Reproduce all of the data exactly, with no line skipped.

--*--

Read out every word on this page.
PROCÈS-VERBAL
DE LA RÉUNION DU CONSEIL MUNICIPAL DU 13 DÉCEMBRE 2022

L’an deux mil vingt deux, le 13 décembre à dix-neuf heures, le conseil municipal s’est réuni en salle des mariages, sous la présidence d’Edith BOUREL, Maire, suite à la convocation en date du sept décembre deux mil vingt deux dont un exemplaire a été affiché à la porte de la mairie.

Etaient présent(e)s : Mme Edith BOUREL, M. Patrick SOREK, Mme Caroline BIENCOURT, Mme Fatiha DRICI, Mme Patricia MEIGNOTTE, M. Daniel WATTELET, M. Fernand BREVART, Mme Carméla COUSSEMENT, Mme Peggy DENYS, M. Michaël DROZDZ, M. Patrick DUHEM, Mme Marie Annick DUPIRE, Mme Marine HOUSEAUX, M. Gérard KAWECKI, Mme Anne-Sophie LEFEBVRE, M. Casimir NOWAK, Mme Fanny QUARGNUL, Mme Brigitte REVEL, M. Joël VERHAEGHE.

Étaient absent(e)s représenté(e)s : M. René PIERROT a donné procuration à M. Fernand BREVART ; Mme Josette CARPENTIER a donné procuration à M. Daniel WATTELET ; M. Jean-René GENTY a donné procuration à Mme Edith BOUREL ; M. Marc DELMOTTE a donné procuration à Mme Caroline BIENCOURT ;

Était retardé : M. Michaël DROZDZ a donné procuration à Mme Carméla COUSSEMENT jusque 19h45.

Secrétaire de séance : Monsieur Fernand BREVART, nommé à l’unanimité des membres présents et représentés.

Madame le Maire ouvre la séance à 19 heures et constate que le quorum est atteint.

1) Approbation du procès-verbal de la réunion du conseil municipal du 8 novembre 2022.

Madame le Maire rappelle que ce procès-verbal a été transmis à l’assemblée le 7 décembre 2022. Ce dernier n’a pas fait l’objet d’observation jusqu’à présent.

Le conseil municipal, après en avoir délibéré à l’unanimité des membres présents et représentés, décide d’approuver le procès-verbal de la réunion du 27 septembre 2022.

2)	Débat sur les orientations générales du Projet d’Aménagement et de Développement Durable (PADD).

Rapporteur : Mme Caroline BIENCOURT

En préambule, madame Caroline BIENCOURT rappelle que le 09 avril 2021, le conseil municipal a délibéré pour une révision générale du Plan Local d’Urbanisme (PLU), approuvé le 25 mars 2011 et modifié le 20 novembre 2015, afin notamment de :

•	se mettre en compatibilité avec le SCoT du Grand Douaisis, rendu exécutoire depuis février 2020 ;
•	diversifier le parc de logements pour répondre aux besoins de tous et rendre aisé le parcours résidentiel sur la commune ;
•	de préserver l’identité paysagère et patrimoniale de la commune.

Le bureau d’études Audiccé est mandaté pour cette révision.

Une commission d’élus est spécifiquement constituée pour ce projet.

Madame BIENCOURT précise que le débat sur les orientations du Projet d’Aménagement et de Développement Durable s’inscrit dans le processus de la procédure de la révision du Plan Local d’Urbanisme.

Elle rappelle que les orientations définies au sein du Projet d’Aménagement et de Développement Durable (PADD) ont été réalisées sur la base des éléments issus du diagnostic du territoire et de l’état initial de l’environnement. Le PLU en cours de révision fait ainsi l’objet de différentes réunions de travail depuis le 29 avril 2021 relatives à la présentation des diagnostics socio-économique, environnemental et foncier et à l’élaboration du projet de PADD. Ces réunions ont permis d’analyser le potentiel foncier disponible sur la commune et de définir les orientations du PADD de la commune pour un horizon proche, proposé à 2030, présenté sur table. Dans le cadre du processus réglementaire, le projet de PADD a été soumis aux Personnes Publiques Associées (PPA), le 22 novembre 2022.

--*--

◆ **TASK SOLUTION**:
Read out every word on this page.
PROCÈS-VERBAL
DE LA RÉUNION DU CONSEIL MUNICIPAL DU 13 DÉCEMBRE 2022

L’an deux mil vingt deux, le 13 décembre à dix-neuf heures, le conseil municipal s’est réuni en salle des mariages, sous la présidence d’Edith BOUREL, Maire, suite à la convocation en date du sept décembre deux mil vingt deux dont un exemplaire a été affiché à la porte de la mairie.

Etaient présent(e)s : Mme Edith BOUREL, M. Patrick SOREK, Mme Caroline BIENCOURT, Mme Fatiha DRICI, Mme Patricia MEIGNOTTE, M. Daniel WATTELET, M. Fernand BREVART, Mme Carméla COUSSEMENT, Mme Peggy DENYS, M. Michaël DROZDZ, M. Patrick DUHEM, Mme Marie Annick DUPIRE, Mme Marine HOUSEAUX, M. Gérard KAWECKI, Mme Anne-Sophie LEFEBVRE, M. Casimir NOWAK, Mme Fanny QUARGNUL, Mme Brigitte REVEL, M. Joël VERHAEGHE.

Étaient absent(e)s représenté(e)s : M. René PIERROT a donné procuration à M. Fernand BREVART ; Mme Josette CARPENTIER a donné procuration à M. Daniel WATTELET ; M. Jean-René GENTY a donné procuration à Mme Edith BOUREL ; M. Marc DELMOTTE a donné procuration à Mme Caroline BIENCOURT ;

Était retardé : M. Michaël DROZDZ a donné procuration à Mme Carméla COUSSEMENT jusque 19h45.

Secrétaire de séance : Monsieur Fernand BREVART, nommé à l’unanimité des membres présents et représentés.

Madame le Maire ouvre la séance à 19 heures et constate que le quorum est atteint.

1) Approbation du procès-verbal de la réunion du conseil municipal du 8 novembre 2022.

Madame le Maire rappelle que ce procès-verbal a été transmis à l’assemblée le 7 décembre 2022. Ce dernier n’a pas fait l’objet d’observation jusqu’à présent.

Le conseil municipal, après en avoir délibéré à l’unanimité des membres présents et représentés, décide d’approuver le procès-verbal de la réunion du 27 septembre 2022.

2)	Débat sur les orientations générales du Projet d’Aménagement et de Développement Durable (PADD).

Rapporteur : Mme Caroline BIENCOURT

En préambule, madame Caroline BIENCOURT rappelle que le 09 avril 2021, le conseil municipal a délibéré pour une révision générale du Plan Local d’Urbanisme (PLU), approuvé le 25 mars 2011 et modifié le 20 novembre 2015, afin notamment de :

•	se mettre en compatibilité avec le SCoT du Grand Douaisis, rendu exécutoire depuis février 2020 ;
•	diversifier le parc de logements pour répondre aux besoins de tous et rendre aisé le parcours résidentiel sur la commune ;
•	de préserver l’identité paysagère et patrimoniale de la commune.

Le bureau d’études Audiccé est mandaté pour cette révision.

Une commission d’élus est spécifiquement constituée pour ce projet.

Madame BIENCOURT précise que le débat sur les orientations du Projet d’Aménagement et de Développement Durable s’inscrit dans le processus de la procédure de la révision du Plan Local d’Urbanisme.

Elle rappelle que les orientations définies au sein du Projet d’Aménagement et de Développement Durable (PADD) ont été réalisées sur la base des éléments issus du diagnostic du territoire et de l’état initial de l’environnement. Le PLU en cours de révision fait ainsi l’objet de différentes réunions de travail depuis le 29 avril 2021 relatives à la présentation des diagnostics socio-économique, environnemental et foncier et à l’élaboration du projet de PADD. Ces réunions ont permis d’analyser le potentiel foncier disponible sur la commune et de définir les orientations du PADD de la commune pour un horizon proche, proposé à 2030, présenté sur table. Dans le cadre du processus réglementaire, le projet de PADD a été soumis aux Personnes Publiques Associées (PPA), le 22 novembre 2022.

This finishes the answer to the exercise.